■ **DIRECTIONS**
Pull every line with the word "Question" out of the entries below.

--- START ---

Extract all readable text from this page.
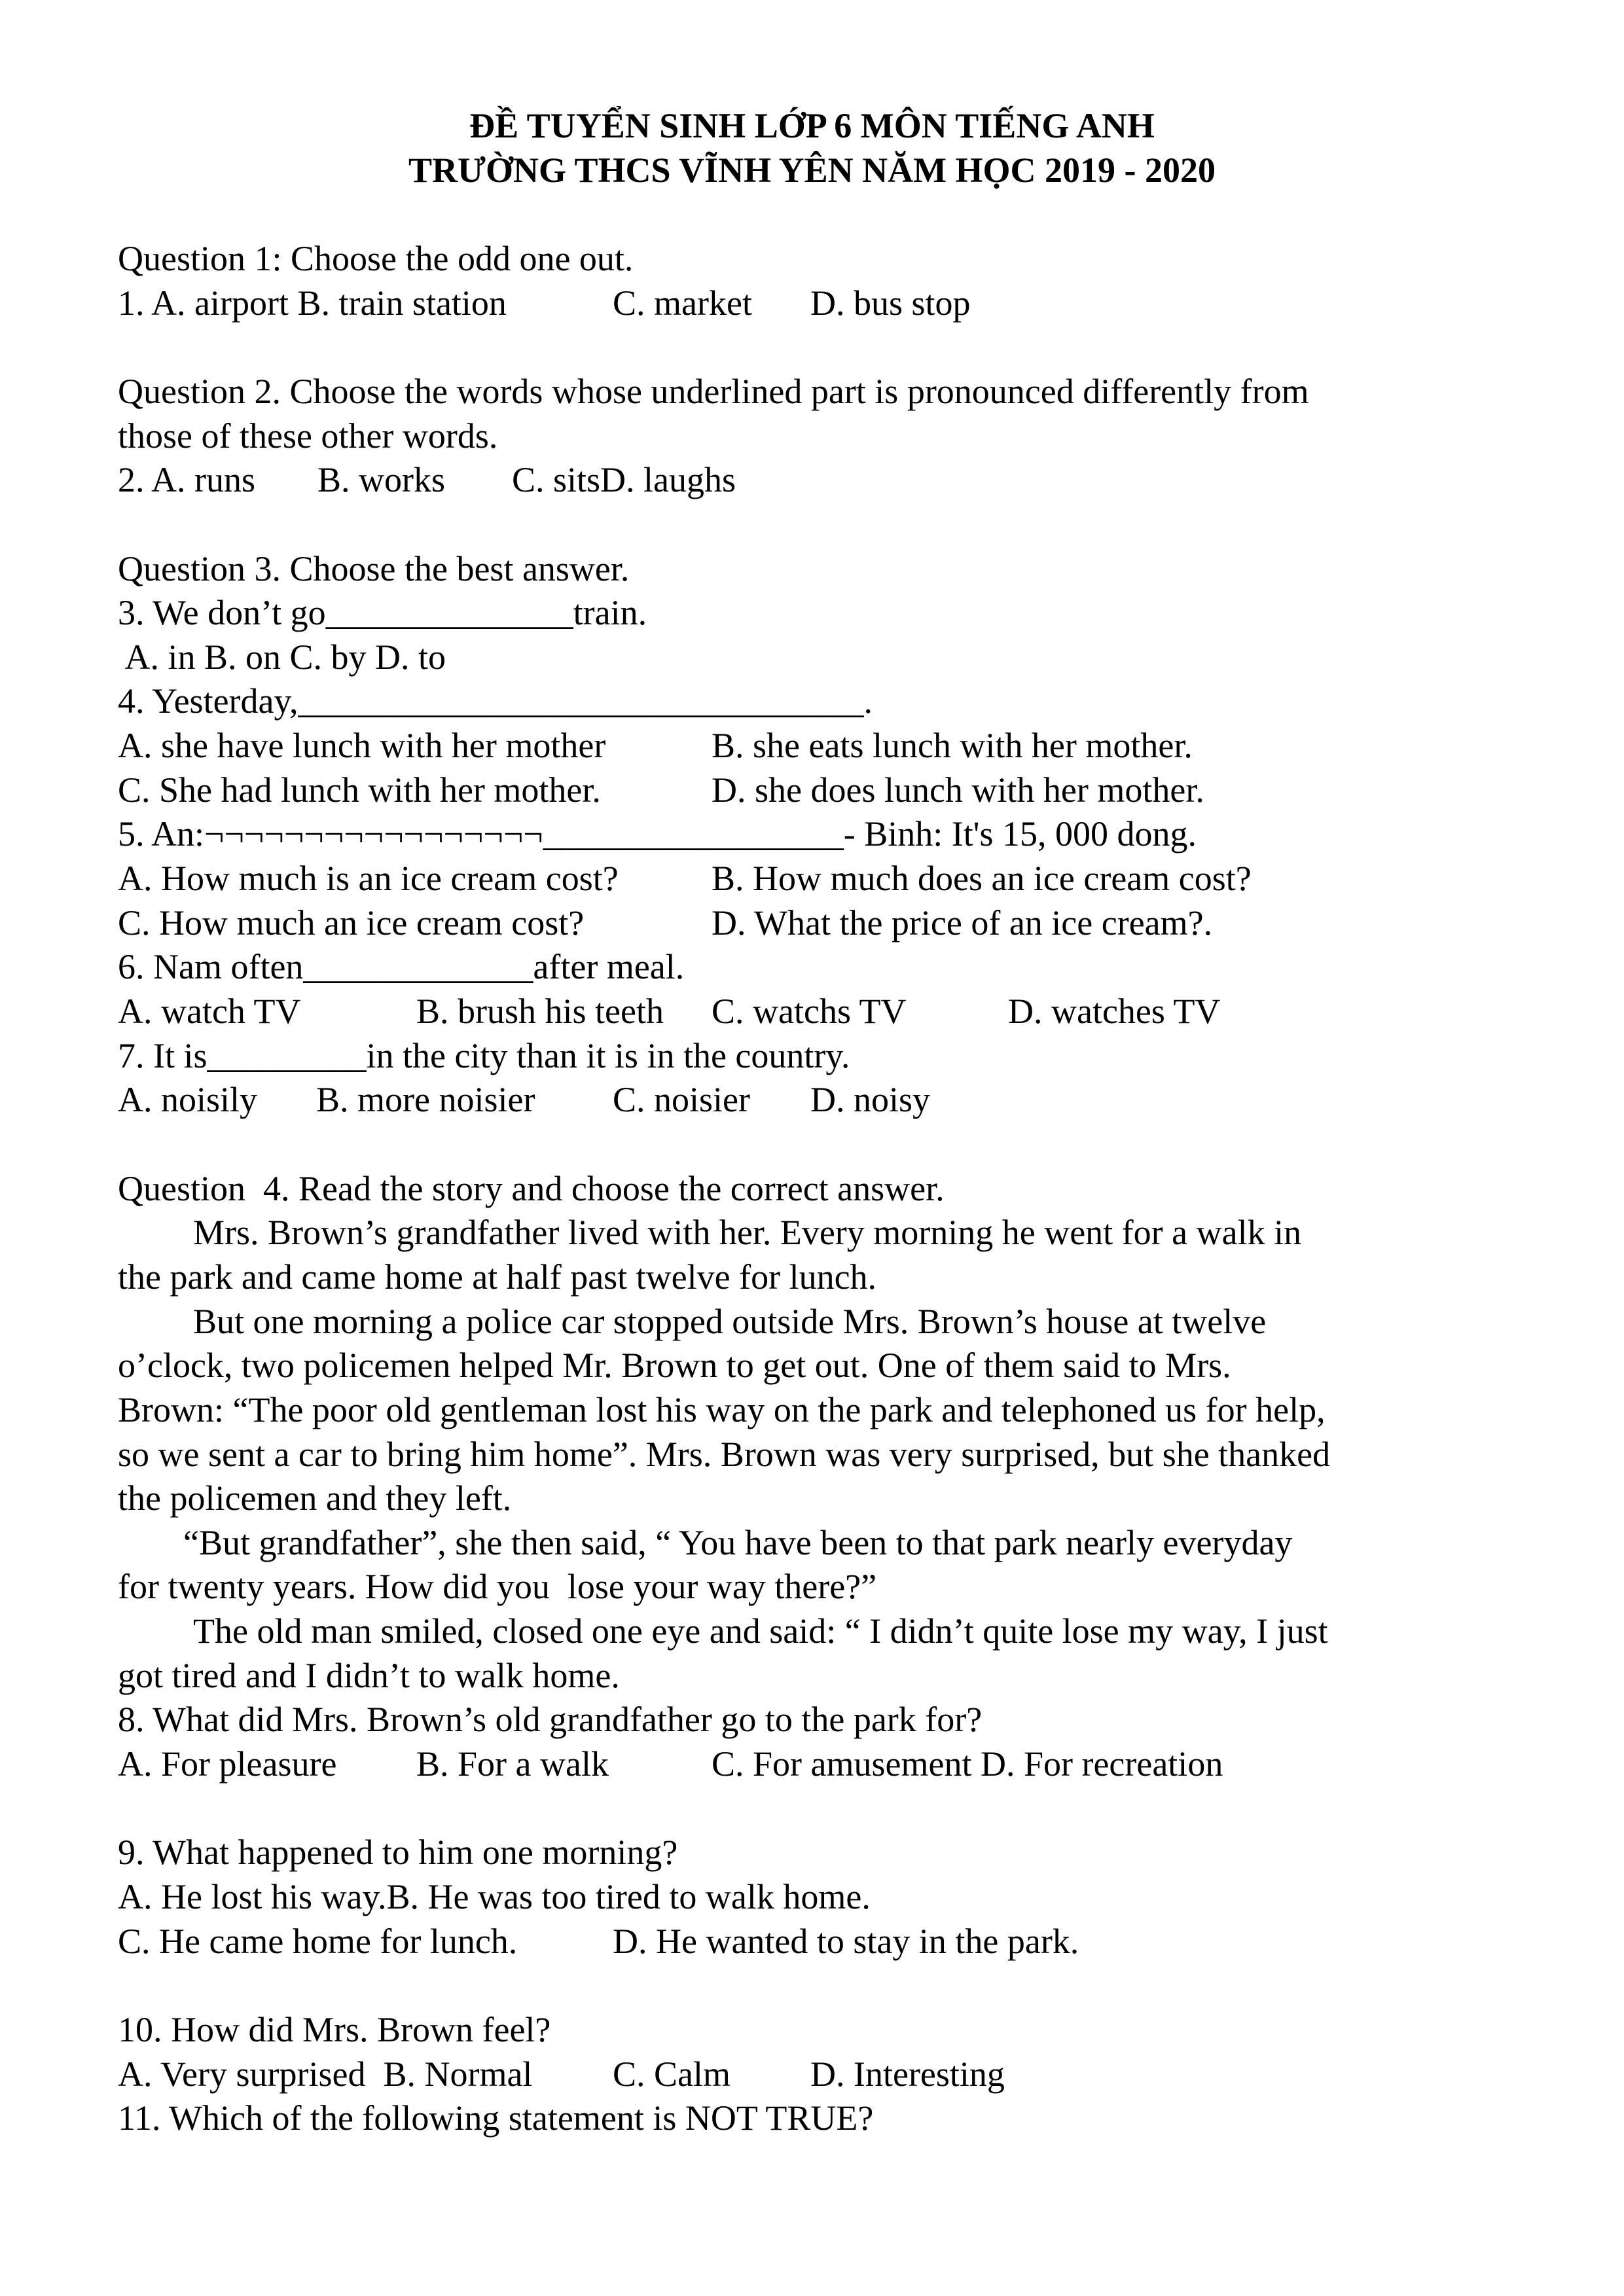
ĐỀ TUYỂN SINH LỚP 6 MÔN TIẾNG ANH
TRƯỜNG THCS VĨNH YÊN NĂM HỌC 2019 - 2020
Question 1: Choose the odd one out.
1. A. airport B. train station	C. market D. bus stop
Question 2. Choose the words whose underlined part is pronounced differently from
those of these other words.
2. A. runs B. works C. sitsD. laughs
Question 3. Choose the best answer.
3. We don’t go______________train.
A. in B. on C. by D. to
4. Yesterday,________________________________.
A. she have lunch with her mother	B. she eats lunch with her mother.
C. She had lunch with her mother.	D. she does lunch with her mother.
5. An:¬¬¬¬¬¬¬¬¬¬¬¬¬¬¬¬¬_________________- Binh: It's 15, 000 dong.
A. How much is an ice cream cost?	B. How much does an ice cream cost?
C. How much an ice cream cost?	D. What the price of an ice cream?.
6. Nam often_____________after meal.
A. watch TV	B. brush his teeth C. watchs TV	D. watches TV
7. It is_________in the city than it is in the country.
A. noisily B. more noisier C. noisier D. noisy
Question  4. Read the story and choose the correct answer.
Mrs. Brown’s grandfather lived with her. Every morning he went for a walk in
the park and came home at half past twelve for lunch.
But one morning a police car stopped outside Mrs. Brown’s house at twelve
o’clock, two policemen helped Mr. Brown to get out. One of them said to Mrs.
Brown: “The poor old gentleman lost his way on the park and telephoned us for help,
so we sent a car to bring him home”. Mrs. Brown was very surprised, but she thanked
the policemen and they left.
“But grandfather”, she then said, “ You have been to that park nearly everyday
for twenty years. How did you  lose your way there?”
The old man smiled, closed one eye and said: “ I didn’t quite lose my way, I just
got tired and I didn’t to walk home.
8. What did Mrs. Brown’s old grandfather go to the park for?
A. For pleasure B. For a walk	C. For amusement D. For recreation
9. What happened to him one morning?
A. He lost his way.B. He was too tired to walk home.
C. He came home for lunch.	D. He wanted to stay in the park.
10. How did Mrs. Brown feel?
A. Very surprised  B. Normal C. Calm D. Interesting
11. Which of the following statement is NOT TRUE?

--- END ---

■ **TASK OUTPUT**
Question 1: Choose the odd one out.
Question 2. Choose the words whose underlined part is pronounced differently from
Question 3. Choose the best answer.
Question  4. Read the story and choose the correct answer.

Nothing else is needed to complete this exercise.